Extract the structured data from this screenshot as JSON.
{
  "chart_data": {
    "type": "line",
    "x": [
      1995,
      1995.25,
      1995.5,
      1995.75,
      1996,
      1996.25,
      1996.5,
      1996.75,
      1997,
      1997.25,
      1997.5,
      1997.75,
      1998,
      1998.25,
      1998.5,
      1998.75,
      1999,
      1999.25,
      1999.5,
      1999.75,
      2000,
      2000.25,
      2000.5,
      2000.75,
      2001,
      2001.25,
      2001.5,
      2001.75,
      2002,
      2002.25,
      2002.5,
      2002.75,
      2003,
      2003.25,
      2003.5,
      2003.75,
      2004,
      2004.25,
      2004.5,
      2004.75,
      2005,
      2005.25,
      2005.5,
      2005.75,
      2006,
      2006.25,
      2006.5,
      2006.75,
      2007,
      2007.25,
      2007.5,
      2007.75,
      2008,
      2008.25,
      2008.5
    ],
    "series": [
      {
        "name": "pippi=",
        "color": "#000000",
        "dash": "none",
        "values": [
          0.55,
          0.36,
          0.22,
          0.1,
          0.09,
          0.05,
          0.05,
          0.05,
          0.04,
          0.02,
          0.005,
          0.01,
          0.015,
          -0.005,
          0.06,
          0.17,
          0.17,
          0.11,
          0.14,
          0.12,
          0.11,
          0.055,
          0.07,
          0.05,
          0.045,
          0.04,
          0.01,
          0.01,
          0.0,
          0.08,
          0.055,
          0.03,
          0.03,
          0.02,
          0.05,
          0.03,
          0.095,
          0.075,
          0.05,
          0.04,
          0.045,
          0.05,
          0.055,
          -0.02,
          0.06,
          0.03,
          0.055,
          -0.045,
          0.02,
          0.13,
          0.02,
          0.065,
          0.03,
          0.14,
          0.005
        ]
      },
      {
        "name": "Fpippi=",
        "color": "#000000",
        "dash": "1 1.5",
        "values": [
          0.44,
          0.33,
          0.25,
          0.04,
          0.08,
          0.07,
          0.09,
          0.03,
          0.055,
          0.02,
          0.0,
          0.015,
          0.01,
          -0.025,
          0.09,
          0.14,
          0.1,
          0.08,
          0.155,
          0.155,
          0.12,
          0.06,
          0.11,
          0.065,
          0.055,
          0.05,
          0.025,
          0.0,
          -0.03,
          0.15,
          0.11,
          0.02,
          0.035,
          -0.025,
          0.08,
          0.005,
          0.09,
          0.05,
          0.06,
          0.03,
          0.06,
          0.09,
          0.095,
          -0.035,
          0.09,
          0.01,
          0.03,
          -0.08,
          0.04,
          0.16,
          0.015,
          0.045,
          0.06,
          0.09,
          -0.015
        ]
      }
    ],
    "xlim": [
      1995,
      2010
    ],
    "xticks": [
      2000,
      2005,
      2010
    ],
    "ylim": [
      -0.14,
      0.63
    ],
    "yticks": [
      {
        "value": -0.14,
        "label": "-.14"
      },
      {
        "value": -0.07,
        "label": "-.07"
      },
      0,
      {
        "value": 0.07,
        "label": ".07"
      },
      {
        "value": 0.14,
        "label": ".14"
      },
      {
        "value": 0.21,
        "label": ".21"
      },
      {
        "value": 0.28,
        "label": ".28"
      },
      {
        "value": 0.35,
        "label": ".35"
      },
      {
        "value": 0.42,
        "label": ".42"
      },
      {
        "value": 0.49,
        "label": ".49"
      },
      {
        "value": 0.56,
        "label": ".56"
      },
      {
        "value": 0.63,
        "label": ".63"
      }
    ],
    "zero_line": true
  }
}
• • • •
■ THE TASK:
Extract every entry in the listing word for word.

■ OUTPUT BELOW:
Extract the structured data from this screenshot as JSON.
{
  "chart_data": {
    "type": "line",
    "x": [
      1995,
      1995.25,
      1995.5,
      1995.75,
      1996,
      1996.25,
      1996.5,
      1996.75,
      1997,
      1997.25,
      1997.5,
      1997.75,
      1998,
      1998.25,
      1998.5,
      1998.75,
      1999,
      1999.25,
      1999.5,
      1999.75,
      2000,
      2000.25,
      2000.5,
      2000.75,
      2001,
      2001.25,
      2001.5,
      2001.75,
      2002,
      2002.25,
      2002.5,
      2002.75,
      2003,
      2003.25,
      2003.5,
      2003.75,
      2004,
      2004.25,
      2004.5,
      2004.75,
      2005,
      2005.25,
      2005.5,
      2005.75,
      2006,
      2006.25,
      2006.5,
      2006.75,
      2007,
      2007.25,
      2007.5,
      2007.75,
      2008,
      2008.25,
      2008.5
    ],
    "series": [
      {
        "name": "pippi=",
        "color": "#000000",
        "dash": "none",
        "values": [
          0.55,
          0.36,
          0.22,
          0.1,
          0.09,
          0.05,
          0.05,
          0.05,
          0.04,
          0.02,
          0.005,
          0.01,
          0.015,
          -0.005,
          0.06,
          0.17,
          0.17,
          0.11,
          0.14,
          0.12,
          0.11,
          0.055,
          0.07,
          0.05,
          0.045,
          0.04,
          0.01,
          0.01,
          0.0,
          0.08,
          0.055,
          0.03,
          0.03,
          0.02,
          0.05,
          0.03,
          0.095,
          0.075,
          0.05,
          0.04,
          0.045,
          0.05,
          0.055,
          -0.02,
          0.06,
          0.03,
          0.055,
          -0.045,
          0.02,
          0.13,
          0.02,
          0.065,
          0.03,
          0.14,
          0.005
        ]
      },
      {
        "name": "Fpippi=",
        "color": "#000000",
        "dash": "1 1.5",
        "values": [
          0.44,
          0.33,
          0.25,
          0.04,
          0.08,
          0.07,
          0.09,
          0.03,
          0.055,
          0.02,
          0.0,
          0.015,
          0.01,
          -0.025,
          0.09,
          0.14,
          0.1,
          0.08,
          0.155,
          0.155,
          0.12,
          0.06,
          0.11,
          0.065,
          0.055,
          0.05,
          0.025,
          0.0,
          -0.03,
          0.15,
          0.11,
          0.02,
          0.035,
          -0.025,
          0.08,
          0.005,
          0.09,
          0.05,
          0.06,
          0.03,
          0.06,
          0.09,
          0.095,
          -0.035,
          0.09,
          0.01,
          0.03,
          -0.08,
          0.04,
          0.16,
          0.015,
          0.045,
          0.06,
          0.09,
          -0.015
        ]
      }
    ],
    "xlim": [
      1995,
      2010
    ],
    "xticks": [
      2000,
      2005,
      2010
    ],
    "ylim": [
      -0.14,
      0.63
    ],
    "yticks": [
      {
        "value": -0.14,
        "label": "-.14"
      },
      {
        "value": -0.07,
        "label": "-.07"
      },
      0,
      {
        "value": 0.07,
        "label": ".07"
      },
      {
        "value": 0.14,
        "label": ".14"
      },
      {
        "value": 0.21,
        "label": ".21"
      },
      {
        "value": 0.28,
        "label": ".28"
      },
      {
        "value": 0.35,
        "label": ".35"
      },
      {
        "value": 0.42,
        "label": ".42"
      },
      {
        "value": 0.49,
        "label": ".49"
      },
      {
        "value": 0.56,
        "label": ".56"
      },
      {
        "value": 0.63,
        "label": ".63"
      }
    ],
    "zero_line": true
  }
}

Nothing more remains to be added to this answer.